— DIRECTIONS FOR THIS TASK —
Copy out every line of the records where the string "Prevention" occurs.
------------
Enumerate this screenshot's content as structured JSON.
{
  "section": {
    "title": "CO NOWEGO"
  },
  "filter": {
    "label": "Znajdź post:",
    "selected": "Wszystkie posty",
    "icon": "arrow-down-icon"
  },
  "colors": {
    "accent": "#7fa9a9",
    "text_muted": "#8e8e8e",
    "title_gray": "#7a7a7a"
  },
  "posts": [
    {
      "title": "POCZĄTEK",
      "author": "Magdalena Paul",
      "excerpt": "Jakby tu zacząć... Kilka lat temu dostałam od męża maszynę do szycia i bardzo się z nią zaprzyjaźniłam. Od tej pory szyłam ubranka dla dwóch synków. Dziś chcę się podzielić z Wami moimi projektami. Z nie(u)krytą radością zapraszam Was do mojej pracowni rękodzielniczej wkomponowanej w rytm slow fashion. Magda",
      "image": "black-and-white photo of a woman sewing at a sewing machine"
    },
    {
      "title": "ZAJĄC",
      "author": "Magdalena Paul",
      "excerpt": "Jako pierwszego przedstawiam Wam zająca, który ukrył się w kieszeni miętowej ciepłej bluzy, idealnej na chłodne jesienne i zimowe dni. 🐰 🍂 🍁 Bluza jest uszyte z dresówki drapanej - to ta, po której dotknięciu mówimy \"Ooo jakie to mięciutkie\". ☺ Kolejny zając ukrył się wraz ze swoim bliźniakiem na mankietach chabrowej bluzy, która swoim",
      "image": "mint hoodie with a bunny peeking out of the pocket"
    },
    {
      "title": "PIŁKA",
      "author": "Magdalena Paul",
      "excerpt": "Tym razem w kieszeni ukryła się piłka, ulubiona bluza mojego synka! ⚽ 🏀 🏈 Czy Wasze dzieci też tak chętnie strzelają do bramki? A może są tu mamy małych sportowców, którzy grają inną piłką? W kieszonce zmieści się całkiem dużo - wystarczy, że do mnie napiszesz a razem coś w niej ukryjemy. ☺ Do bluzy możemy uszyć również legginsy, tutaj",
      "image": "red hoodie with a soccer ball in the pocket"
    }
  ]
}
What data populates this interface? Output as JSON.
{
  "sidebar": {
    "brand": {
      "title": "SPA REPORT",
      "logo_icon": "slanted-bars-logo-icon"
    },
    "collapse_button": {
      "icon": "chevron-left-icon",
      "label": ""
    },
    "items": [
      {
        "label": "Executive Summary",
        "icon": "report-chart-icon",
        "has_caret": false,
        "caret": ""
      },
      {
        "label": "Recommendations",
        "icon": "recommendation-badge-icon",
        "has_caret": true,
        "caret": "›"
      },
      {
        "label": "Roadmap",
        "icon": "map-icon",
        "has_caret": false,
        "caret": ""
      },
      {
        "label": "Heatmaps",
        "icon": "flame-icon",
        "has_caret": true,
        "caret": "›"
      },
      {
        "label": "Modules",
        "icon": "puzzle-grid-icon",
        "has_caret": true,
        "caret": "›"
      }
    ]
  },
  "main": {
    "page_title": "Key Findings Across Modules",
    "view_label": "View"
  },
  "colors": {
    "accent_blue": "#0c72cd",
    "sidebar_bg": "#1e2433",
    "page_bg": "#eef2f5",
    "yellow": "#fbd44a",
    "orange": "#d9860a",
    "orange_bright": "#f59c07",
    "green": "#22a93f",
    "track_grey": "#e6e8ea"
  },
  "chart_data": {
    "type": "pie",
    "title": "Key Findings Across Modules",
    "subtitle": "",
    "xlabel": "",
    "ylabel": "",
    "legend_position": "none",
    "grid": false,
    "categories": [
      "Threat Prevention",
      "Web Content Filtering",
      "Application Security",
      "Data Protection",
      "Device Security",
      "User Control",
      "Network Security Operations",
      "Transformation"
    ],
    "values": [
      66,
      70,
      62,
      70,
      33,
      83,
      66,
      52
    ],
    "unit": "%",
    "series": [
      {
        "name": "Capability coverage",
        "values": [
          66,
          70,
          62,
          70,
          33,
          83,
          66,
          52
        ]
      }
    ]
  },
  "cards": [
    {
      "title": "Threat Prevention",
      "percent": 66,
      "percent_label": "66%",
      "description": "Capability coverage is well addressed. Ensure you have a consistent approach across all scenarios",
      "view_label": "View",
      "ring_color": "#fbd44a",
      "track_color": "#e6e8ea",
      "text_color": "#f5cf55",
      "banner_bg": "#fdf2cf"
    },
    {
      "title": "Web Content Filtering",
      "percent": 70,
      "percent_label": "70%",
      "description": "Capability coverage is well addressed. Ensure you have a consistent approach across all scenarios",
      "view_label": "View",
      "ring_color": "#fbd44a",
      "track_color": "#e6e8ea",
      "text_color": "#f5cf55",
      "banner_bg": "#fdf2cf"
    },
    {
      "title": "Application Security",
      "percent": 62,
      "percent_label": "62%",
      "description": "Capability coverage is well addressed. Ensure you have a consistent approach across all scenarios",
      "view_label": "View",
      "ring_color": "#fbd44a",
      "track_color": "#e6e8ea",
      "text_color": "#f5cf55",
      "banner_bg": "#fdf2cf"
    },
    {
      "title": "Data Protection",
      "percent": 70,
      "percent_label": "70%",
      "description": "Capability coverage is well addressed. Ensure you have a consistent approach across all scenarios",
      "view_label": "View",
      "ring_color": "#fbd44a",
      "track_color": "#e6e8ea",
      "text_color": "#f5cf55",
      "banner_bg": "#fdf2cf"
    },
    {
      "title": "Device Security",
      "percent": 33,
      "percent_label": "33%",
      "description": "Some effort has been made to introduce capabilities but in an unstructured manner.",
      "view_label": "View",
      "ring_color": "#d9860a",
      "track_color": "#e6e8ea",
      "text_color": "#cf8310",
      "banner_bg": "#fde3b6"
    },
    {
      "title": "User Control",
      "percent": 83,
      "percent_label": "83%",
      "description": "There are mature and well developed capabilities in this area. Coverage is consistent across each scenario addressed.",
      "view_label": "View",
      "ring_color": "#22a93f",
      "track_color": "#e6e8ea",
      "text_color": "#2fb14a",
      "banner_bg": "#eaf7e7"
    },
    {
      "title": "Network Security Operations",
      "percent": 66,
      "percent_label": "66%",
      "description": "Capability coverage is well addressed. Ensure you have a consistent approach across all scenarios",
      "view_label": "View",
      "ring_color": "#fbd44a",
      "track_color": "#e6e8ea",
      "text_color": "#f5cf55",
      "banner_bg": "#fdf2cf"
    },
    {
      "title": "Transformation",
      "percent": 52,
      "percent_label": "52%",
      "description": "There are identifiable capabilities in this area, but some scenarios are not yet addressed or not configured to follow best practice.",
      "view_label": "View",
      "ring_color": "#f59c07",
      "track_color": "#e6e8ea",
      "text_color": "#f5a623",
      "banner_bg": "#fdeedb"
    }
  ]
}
------------
— SOLUTION —
      "Threat Prevention",
      "title": "Threat Prevention",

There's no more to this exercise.